= GOAL =
From the entries below, copy every line holding the word "balance".

= RECORDS PROVIDED =
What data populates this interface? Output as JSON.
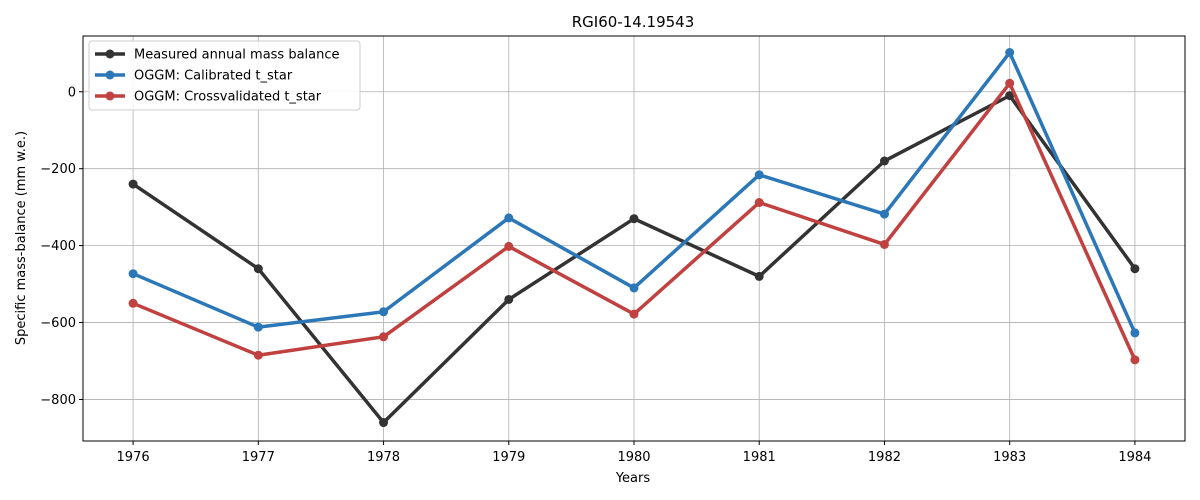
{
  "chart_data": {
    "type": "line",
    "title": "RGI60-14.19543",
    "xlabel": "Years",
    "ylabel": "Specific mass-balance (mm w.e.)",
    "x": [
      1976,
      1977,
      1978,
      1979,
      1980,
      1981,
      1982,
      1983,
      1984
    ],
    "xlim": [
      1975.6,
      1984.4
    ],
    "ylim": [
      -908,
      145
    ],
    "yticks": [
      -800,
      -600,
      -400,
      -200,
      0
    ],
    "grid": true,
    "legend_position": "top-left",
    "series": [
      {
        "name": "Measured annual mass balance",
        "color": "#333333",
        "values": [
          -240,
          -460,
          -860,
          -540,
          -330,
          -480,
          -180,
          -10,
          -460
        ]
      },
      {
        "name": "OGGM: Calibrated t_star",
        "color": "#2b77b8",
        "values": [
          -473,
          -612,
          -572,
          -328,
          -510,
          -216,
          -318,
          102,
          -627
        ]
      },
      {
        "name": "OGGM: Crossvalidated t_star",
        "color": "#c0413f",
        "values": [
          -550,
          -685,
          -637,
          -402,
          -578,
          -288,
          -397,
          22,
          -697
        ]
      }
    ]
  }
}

= EXERCISE SOLUTION =
    "ylabel": "Specific mass-balance (mm w.e.)",
        "name": "Measured annual mass balance",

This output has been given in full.